→ EXERCISE PROMPT
Return every line of the records below verbatim, with no pictures in the copy.
**** ENTRIES SUPPLIED
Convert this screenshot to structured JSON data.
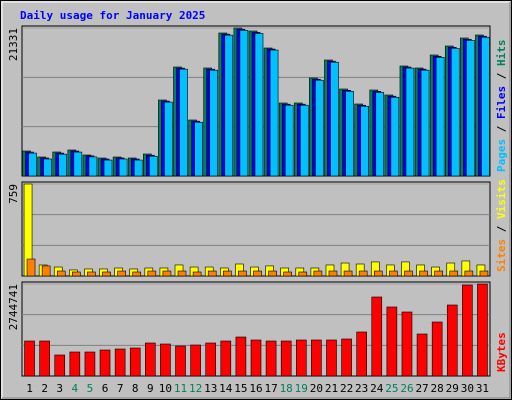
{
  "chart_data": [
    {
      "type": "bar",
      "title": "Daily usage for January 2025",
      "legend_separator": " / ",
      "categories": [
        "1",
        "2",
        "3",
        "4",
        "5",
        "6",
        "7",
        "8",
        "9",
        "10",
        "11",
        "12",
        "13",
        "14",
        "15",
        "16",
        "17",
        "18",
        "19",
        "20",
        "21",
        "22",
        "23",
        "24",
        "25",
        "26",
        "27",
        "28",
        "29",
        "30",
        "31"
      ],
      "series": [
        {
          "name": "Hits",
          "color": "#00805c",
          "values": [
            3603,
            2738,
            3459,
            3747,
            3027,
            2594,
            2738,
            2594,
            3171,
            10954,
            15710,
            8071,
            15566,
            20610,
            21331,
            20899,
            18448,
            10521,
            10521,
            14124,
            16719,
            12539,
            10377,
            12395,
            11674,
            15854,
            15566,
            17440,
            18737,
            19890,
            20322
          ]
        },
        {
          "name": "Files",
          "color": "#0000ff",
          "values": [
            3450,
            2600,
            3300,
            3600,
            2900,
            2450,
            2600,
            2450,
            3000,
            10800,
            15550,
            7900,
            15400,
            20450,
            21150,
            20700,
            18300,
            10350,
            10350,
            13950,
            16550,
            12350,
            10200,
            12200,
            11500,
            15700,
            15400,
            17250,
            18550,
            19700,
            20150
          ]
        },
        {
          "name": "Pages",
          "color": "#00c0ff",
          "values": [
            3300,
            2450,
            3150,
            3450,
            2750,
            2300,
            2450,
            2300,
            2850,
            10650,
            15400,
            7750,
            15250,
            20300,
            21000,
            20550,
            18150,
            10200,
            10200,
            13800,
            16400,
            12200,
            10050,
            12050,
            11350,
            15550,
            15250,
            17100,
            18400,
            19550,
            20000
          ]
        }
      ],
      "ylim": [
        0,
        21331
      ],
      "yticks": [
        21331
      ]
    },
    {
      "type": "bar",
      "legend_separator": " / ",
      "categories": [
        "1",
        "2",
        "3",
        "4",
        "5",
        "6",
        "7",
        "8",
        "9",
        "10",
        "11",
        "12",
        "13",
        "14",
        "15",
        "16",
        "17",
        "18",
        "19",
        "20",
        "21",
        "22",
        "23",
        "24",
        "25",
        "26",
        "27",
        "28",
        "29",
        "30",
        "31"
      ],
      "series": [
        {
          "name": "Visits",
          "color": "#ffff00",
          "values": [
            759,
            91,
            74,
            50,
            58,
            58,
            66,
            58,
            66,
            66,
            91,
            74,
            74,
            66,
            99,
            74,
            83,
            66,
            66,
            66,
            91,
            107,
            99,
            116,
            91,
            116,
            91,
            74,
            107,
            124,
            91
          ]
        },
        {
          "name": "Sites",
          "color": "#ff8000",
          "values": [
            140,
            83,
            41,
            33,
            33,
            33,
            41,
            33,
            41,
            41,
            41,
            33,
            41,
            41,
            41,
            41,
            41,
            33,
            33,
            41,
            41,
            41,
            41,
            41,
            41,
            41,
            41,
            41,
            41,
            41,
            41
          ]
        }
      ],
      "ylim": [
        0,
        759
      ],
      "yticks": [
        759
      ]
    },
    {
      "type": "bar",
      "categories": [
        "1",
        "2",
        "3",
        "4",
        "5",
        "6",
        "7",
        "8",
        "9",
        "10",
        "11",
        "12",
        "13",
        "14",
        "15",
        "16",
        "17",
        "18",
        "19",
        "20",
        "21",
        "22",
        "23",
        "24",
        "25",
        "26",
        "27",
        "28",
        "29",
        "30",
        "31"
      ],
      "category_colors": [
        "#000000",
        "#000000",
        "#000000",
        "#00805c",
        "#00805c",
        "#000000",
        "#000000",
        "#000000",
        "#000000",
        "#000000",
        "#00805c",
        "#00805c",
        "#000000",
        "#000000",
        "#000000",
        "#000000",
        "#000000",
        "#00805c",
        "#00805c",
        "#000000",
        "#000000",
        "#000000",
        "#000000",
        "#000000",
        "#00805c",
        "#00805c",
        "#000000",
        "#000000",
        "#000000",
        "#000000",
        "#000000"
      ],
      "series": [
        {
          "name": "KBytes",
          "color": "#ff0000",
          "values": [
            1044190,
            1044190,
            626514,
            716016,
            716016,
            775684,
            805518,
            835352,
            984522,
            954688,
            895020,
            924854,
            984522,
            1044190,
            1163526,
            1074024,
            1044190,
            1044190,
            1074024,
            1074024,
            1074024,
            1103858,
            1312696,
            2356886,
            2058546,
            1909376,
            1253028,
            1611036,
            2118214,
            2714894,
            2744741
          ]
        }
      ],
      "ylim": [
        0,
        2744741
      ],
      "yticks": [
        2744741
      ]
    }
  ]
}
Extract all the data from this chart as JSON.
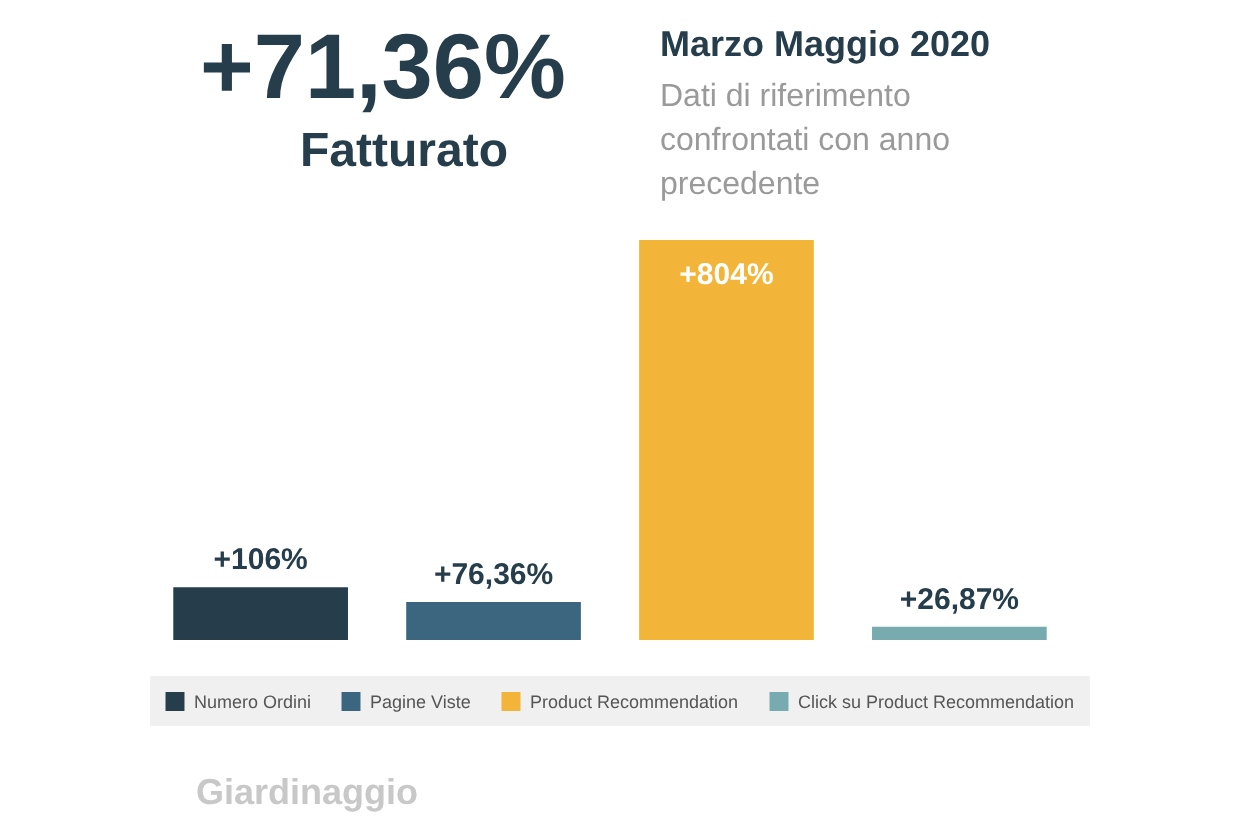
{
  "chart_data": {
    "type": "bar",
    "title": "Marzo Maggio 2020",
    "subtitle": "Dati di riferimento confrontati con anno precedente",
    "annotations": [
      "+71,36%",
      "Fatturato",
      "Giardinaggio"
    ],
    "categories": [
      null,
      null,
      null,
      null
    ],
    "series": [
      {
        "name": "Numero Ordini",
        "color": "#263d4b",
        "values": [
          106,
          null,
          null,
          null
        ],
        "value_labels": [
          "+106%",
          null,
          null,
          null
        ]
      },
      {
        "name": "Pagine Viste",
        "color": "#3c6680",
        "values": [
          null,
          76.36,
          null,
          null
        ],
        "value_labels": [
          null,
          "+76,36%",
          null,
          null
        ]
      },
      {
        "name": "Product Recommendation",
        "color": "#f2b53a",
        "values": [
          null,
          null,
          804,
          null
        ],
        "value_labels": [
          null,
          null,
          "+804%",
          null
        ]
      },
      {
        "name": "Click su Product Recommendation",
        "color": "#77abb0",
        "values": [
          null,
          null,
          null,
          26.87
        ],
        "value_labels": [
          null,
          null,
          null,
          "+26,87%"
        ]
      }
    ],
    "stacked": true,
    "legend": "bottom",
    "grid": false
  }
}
********
→ EXERCISE RESPONSE
Convert this screenshot to structured JSON data.
{
  "chart_data": [
    {
      "type": "bar",
      "title": "Daily usage for January 2025",
      "legend_separator": " / ",
      "categories": [
        "1",
        "2",
        "3",
        "4",
        "5",
        "6",
        "7",
        "8",
        "9",
        "10",
        "11",
        "12",
        "13",
        "14",
        "15",
        "16",
        "17",
        "18",
        "19",
        "20",
        "21",
        "22",
        "23",
        "24",
        "25",
        "26",
        "27",
        "28",
        "29",
        "30",
        "31"
      ],
      "series": [
        {
          "name": "Hits",
          "color": "#00805c",
          "values": [
            3603,
            2738,
            3459,
            3747,
            3027,
            2594,
            2738,
            2594,
            3171,
            10954,
            15710,
            8071,
            15566,
            20610,
            21331,
            20899,
            18448,
            10521,
            10521,
            14124,
            16719,
            12539,
            10377,
            12395,
            11674,
            15854,
            15566,
            17440,
            18737,
            19890,
            20322
          ]
        },
        {
          "name": "Files",
          "color": "#0000ff",
          "values": [
            3450,
            2600,
            3300,
            3600,
            2900,
            2450,
            2600,
            2450,
            3000,
            10800,
            15550,
            7900,
            15400,
            20450,
            21150,
            20700,
            18300,
            10350,
            10350,
            13950,
            16550,
            12350,
            10200,
            12200,
            11500,
            15700,
            15400,
            17250,
            18550,
            19700,
            20150
          ]
        },
        {
          "name": "Pages",
          "color": "#00c0ff",
          "values": [
            3300,
            2450,
            3150,
            3450,
            2750,
            2300,
            2450,
            2300,
            2850,
            10650,
            15400,
            7750,
            15250,
            20300,
            21000,
            20550,
            18150,
            10200,
            10200,
            13800,
            16400,
            12200,
            10050,
            12050,
            11350,
            15550,
            15250,
            17100,
            18400,
            19550,
            20000
          ]
        }
      ],
      "ylim": [
        0,
        21331
      ],
      "yticks": [
        21331
      ]
    },
    {
      "type": "bar",
      "legend_separator": " / ",
      "categories": [
        "1",
        "2",
        "3",
        "4",
        "5",
        "6",
        "7",
        "8",
        "9",
        "10",
        "11",
        "12",
        "13",
        "14",
        "15",
        "16",
        "17",
        "18",
        "19",
        "20",
        "21",
        "22",
        "23",
        "24",
        "25",
        "26",
        "27",
        "28",
        "29",
        "30",
        "31"
      ],
      "series": [
        {
          "name": "Visits",
          "color": "#ffff00",
          "values": [
            759,
            91,
            74,
            50,
            58,
            58,
            66,
            58,
            66,
            66,
            91,
            74,
            74,
            66,
            99,
            74,
            83,
            66,
            66,
            66,
            91,
            107,
            99,
            116,
            91,
            116,
            91,
            74,
            107,
            124,
            91
          ]
        },
        {
          "name": "Sites",
          "color": "#ff8000",
          "values": [
            140,
            83,
            41,
            33,
            33,
            33,
            41,
            33,
            41,
            41,
            41,
            33,
            41,
            41,
            41,
            41,
            41,
            33,
            33,
            41,
            41,
            41,
            41,
            41,
            41,
            41,
            41,
            41,
            41,
            41,
            41
          ]
        }
      ],
      "ylim": [
        0,
        759
      ],
      "yticks": [
        759
      ]
    },
    {
      "type": "bar",
      "categories": [
        "1",
        "2",
        "3",
        "4",
        "5",
        "6",
        "7",
        "8",
        "9",
        "10",
        "11",
        "12",
        "13",
        "14",
        "15",
        "16",
        "17",
        "18",
        "19",
        "20",
        "21",
        "22",
        "23",
        "24",
        "25",
        "26",
        "27",
        "28",
        "29",
        "30",
        "31"
      ],
      "category_colors": [
        "#000000",
        "#000000",
        "#000000",
        "#00805c",
        "#00805c",
        "#000000",
        "#000000",
        "#000000",
        "#000000",
        "#000000",
        "#00805c",
        "#00805c",
        "#000000",
        "#000000",
        "#000000",
        "#000000",
        "#000000",
        "#00805c",
        "#00805c",
        "#000000",
        "#000000",
        "#000000",
        "#000000",
        "#000000",
        "#00805c",
        "#00805c",
        "#000000",
        "#000000",
        "#000000",
        "#000000",
        "#000000"
      ],
      "series": [
        {
          "name": "KBytes",
          "color": "#ff0000",
          "values": [
            1044190,
            1044190,
            626514,
            716016,
            716016,
            775684,
            805518,
            835352,
            984522,
            954688,
            895020,
            924854,
            984522,
            1044190,
            1163526,
            1074024,
            1044190,
            1044190,
            1074024,
            1074024,
            1074024,
            1103858,
            1312696,
            2356886,
            2058546,
            1909376,
            1253028,
            1611036,
            2118214,
            2714894,
            2744741
          ]
        }
      ],
      "ylim": [
        0,
        2744741
      ],
      "yticks": [
        2744741
      ]
    }
  ]
}
Extract all the data from this chart as JSON.
{
  "chart_data": {
    "type": "bar",
    "title": "Marzo Maggio 2020",
    "subtitle": "Dati di riferimento confrontati con anno precedente",
    "annotations": [
      "+71,36%",
      "Fatturato",
      "Giardinaggio"
    ],
    "categories": [
      null,
      null,
      null,
      null
    ],
    "series": [
      {
        "name": "Numero Ordini",
        "color": "#263d4b",
        "values": [
          106,
          null,
          null,
          null
        ],
        "value_labels": [
          "+106%",
          null,
          null,
          null
        ]
      },
      {
        "name": "Pagine Viste",
        "color": "#3c6680",
        "values": [
          null,
          76.36,
          null,
          null
        ],
        "value_labels": [
          null,
          "+76,36%",
          null,
          null
        ]
      },
      {
        "name": "Product Recommendation",
        "color": "#f2b53a",
        "values": [
          null,
          null,
          804,
          null
        ],
        "value_labels": [
          null,
          null,
          "+804%",
          null
        ]
      },
      {
        "name": "Click su Product Recommendation",
        "color": "#77abb0",
        "values": [
          null,
          null,
          null,
          26.87
        ],
        "value_labels": [
          null,
          null,
          null,
          "+26,87%"
        ]
      }
    ],
    "stacked": true,
    "legend": "bottom",
    "grid": false
  }
}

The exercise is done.